* [Stored rows]:
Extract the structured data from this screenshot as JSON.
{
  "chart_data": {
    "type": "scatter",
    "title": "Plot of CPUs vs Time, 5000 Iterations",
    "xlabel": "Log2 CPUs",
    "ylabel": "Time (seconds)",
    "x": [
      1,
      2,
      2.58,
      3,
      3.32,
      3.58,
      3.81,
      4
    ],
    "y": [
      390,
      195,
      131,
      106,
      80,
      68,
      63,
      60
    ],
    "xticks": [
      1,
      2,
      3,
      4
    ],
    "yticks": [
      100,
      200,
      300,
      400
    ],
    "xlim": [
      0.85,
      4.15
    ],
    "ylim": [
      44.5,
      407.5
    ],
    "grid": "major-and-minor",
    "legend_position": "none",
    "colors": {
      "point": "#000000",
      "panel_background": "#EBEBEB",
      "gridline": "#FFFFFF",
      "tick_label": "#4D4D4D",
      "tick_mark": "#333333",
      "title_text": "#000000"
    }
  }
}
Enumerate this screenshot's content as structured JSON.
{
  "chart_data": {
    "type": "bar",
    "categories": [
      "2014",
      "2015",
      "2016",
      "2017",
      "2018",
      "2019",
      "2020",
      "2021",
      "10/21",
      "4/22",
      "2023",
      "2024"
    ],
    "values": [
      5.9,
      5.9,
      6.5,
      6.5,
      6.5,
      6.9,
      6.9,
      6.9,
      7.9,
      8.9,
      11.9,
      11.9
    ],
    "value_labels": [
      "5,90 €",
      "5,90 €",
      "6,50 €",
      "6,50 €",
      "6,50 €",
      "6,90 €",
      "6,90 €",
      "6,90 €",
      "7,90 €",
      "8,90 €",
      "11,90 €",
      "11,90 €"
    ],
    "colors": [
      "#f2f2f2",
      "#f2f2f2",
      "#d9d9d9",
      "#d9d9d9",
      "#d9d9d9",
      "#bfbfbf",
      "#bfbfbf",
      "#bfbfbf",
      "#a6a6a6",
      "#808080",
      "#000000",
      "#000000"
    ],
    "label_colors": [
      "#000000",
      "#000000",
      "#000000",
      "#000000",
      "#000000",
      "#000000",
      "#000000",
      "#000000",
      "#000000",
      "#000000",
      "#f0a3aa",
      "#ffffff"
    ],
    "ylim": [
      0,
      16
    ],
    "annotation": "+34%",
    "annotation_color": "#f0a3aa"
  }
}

* [Given request]: Copy the material above, line for line.

* [Response below]:
Extract the structured data from this screenshot as JSON.
{
  "chart_data": {
    "type": "scatter",
    "title": "Plot of CPUs vs Time, 5000 Iterations",
    "xlabel": "Log2 CPUs",
    "ylabel": "Time (seconds)",
    "x": [
      1,
      2,
      2.58,
      3,
      3.32,
      3.58,
      3.81,
      4
    ],
    "y": [
      390,
      195,
      131,
      106,
      80,
      68,
      63,
      60
    ],
    "xticks": [
      1,
      2,
      3,
      4
    ],
    "yticks": [
      100,
      200,
      300,
      400
    ],
    "xlim": [
      0.85,
      4.15
    ],
    "ylim": [
      44.5,
      407.5
    ],
    "grid": "major-and-minor",
    "legend_position": "none",
    "colors": {
      "point": "#000000",
      "panel_background": "#EBEBEB",
      "gridline": "#FFFFFF",
      "tick_label": "#4D4D4D",
      "tick_mark": "#333333",
      "title_text": "#000000"
    }
  }
}
Enumerate this screenshot's content as structured JSON.
{
  "chart_data": {
    "type": "bar",
    "categories": [
      "2014",
      "2015",
      "2016",
      "2017",
      "2018",
      "2019",
      "2020",
      "2021",
      "10/21",
      "4/22",
      "2023",
      "2024"
    ],
    "values": [
      5.9,
      5.9,
      6.5,
      6.5,
      6.5,
      6.9,
      6.9,
      6.9,
      7.9,
      8.9,
      11.9,
      11.9
    ],
    "value_labels": [
      "5,90 €",
      "5,90 €",
      "6,50 €",
      "6,50 €",
      "6,50 €",
      "6,90 €",
      "6,90 €",
      "6,90 €",
      "7,90 €",
      "8,90 €",
      "11,90 €",
      "11,90 €"
    ],
    "colors": [
      "#f2f2f2",
      "#f2f2f2",
      "#d9d9d9",
      "#d9d9d9",
      "#d9d9d9",
      "#bfbfbf",
      "#bfbfbf",
      "#bfbfbf",
      "#a6a6a6",
      "#808080",
      "#000000",
      "#000000"
    ],
    "label_colors": [
      "#000000",
      "#000000",
      "#000000",
      "#000000",
      "#000000",
      "#000000",
      "#000000",
      "#000000",
      "#000000",
      "#000000",
      "#f0a3aa",
      "#ffffff"
    ],
    "ylim": [
      0,
      16
    ],
    "annotation": "+34%",
    "annotation_color": "#f0a3aa"
  }
}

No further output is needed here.